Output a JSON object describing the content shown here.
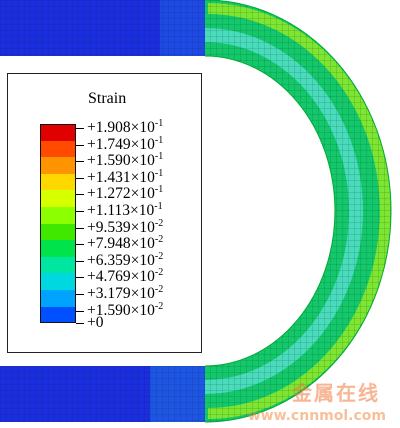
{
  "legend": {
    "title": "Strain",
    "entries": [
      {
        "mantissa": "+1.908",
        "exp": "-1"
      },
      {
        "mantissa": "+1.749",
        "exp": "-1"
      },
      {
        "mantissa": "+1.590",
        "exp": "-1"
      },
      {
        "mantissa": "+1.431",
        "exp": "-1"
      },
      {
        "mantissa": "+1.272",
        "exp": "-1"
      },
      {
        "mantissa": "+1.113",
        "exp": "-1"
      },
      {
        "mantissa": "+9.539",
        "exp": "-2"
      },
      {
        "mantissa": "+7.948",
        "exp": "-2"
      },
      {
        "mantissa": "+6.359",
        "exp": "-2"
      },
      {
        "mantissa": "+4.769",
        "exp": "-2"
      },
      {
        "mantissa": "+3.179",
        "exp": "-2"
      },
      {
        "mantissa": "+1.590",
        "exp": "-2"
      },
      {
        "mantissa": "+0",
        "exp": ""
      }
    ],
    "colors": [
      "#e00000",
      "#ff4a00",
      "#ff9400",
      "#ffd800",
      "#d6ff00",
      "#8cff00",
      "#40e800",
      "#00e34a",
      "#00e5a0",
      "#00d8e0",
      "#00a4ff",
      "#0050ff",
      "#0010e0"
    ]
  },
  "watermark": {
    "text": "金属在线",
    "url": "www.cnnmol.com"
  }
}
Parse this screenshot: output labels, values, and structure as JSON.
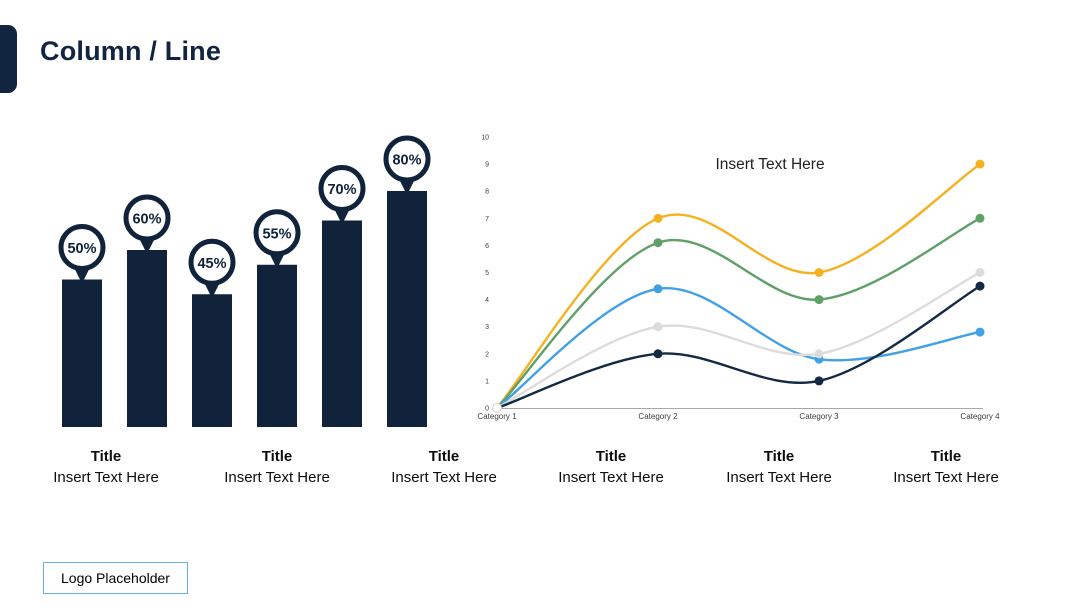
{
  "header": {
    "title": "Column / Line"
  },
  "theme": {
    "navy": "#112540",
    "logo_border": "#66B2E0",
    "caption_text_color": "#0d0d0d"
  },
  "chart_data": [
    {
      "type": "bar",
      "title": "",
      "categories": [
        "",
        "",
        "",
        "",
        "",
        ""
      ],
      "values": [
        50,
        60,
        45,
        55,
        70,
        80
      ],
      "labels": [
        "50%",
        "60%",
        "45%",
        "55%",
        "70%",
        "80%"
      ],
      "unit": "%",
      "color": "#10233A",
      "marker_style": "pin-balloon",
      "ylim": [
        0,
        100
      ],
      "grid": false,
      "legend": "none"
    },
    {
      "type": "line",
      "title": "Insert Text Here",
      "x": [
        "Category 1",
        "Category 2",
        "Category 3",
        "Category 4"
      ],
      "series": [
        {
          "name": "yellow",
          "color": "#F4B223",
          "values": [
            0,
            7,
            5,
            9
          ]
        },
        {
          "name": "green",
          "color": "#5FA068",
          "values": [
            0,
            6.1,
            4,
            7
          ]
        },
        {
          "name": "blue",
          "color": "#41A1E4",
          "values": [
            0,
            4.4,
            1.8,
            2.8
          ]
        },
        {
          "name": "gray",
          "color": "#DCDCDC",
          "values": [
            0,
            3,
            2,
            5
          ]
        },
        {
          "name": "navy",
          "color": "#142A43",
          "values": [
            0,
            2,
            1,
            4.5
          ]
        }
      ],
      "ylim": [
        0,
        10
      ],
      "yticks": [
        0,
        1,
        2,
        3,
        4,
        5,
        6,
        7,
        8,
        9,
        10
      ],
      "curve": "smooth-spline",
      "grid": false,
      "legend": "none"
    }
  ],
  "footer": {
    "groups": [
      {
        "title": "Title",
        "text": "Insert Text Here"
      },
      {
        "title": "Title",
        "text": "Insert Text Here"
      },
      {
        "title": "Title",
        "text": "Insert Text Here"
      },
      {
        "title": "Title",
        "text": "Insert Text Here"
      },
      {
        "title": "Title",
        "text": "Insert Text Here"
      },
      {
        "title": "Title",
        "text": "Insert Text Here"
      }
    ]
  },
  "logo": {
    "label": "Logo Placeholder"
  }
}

STATED GOAL
Retype the whole listing, keeping every line identical and omitting all pictures.

ANSWER TO THE EXERCISE
Output a JSON object describing the content shown here.
{
  "legend": {
    "title": "Strain",
    "entries": [
      {
        "mantissa": "+1.908",
        "exp": "-1"
      },
      {
        "mantissa": "+1.749",
        "exp": "-1"
      },
      {
        "mantissa": "+1.590",
        "exp": "-1"
      },
      {
        "mantissa": "+1.431",
        "exp": "-1"
      },
      {
        "mantissa": "+1.272",
        "exp": "-1"
      },
      {
        "mantissa": "+1.113",
        "exp": "-1"
      },
      {
        "mantissa": "+9.539",
        "exp": "-2"
      },
      {
        "mantissa": "+7.948",
        "exp": "-2"
      },
      {
        "mantissa": "+6.359",
        "exp": "-2"
      },
      {
        "mantissa": "+4.769",
        "exp": "-2"
      },
      {
        "mantissa": "+3.179",
        "exp": "-2"
      },
      {
        "mantissa": "+1.590",
        "exp": "-2"
      },
      {
        "mantissa": "+0",
        "exp": ""
      }
    ],
    "colors": [
      "#e00000",
      "#ff4a00",
      "#ff9400",
      "#ffd800",
      "#d6ff00",
      "#8cff00",
      "#40e800",
      "#00e34a",
      "#00e5a0",
      "#00d8e0",
      "#00a4ff",
      "#0050ff",
      "#0010e0"
    ]
  },
  "watermark": {
    "text": "金属在线",
    "url": "www.cnnmol.com"
  }
}
Parse this screenshot: output labels, values, and structure as JSON.
{
  "header": {
    "title": "Column / Line"
  },
  "theme": {
    "navy": "#112540",
    "logo_border": "#66B2E0",
    "caption_text_color": "#0d0d0d"
  },
  "chart_data": [
    {
      "type": "bar",
      "title": "",
      "categories": [
        "",
        "",
        "",
        "",
        "",
        ""
      ],
      "values": [
        50,
        60,
        45,
        55,
        70,
        80
      ],
      "labels": [
        "50%",
        "60%",
        "45%",
        "55%",
        "70%",
        "80%"
      ],
      "unit": "%",
      "color": "#10233A",
      "marker_style": "pin-balloon",
      "ylim": [
        0,
        100
      ],
      "grid": false,
      "legend": "none"
    },
    {
      "type": "line",
      "title": "Insert Text Here",
      "x": [
        "Category 1",
        "Category 2",
        "Category 3",
        "Category 4"
      ],
      "series": [
        {
          "name": "yellow",
          "color": "#F4B223",
          "values": [
            0,
            7,
            5,
            9
          ]
        },
        {
          "name": "green",
          "color": "#5FA068",
          "values": [
            0,
            6.1,
            4,
            7
          ]
        },
        {
          "name": "blue",
          "color": "#41A1E4",
          "values": [
            0,
            4.4,
            1.8,
            2.8
          ]
        },
        {
          "name": "gray",
          "color": "#DCDCDC",
          "values": [
            0,
            3,
            2,
            5
          ]
        },
        {
          "name": "navy",
          "color": "#142A43",
          "values": [
            0,
            2,
            1,
            4.5
          ]
        }
      ],
      "ylim": [
        0,
        10
      ],
      "yticks": [
        0,
        1,
        2,
        3,
        4,
        5,
        6,
        7,
        8,
        9,
        10
      ],
      "curve": "smooth-spline",
      "grid": false,
      "legend": "none"
    }
  ],
  "footer": {
    "groups": [
      {
        "title": "Title",
        "text": "Insert Text Here"
      },
      {
        "title": "Title",
        "text": "Insert Text Here"
      },
      {
        "title": "Title",
        "text": "Insert Text Here"
      },
      {
        "title": "Title",
        "text": "Insert Text Here"
      },
      {
        "title": "Title",
        "text": "Insert Text Here"
      },
      {
        "title": "Title",
        "text": "Insert Text Here"
      }
    ]
  },
  "logo": {
    "label": "Logo Placeholder"
  }
}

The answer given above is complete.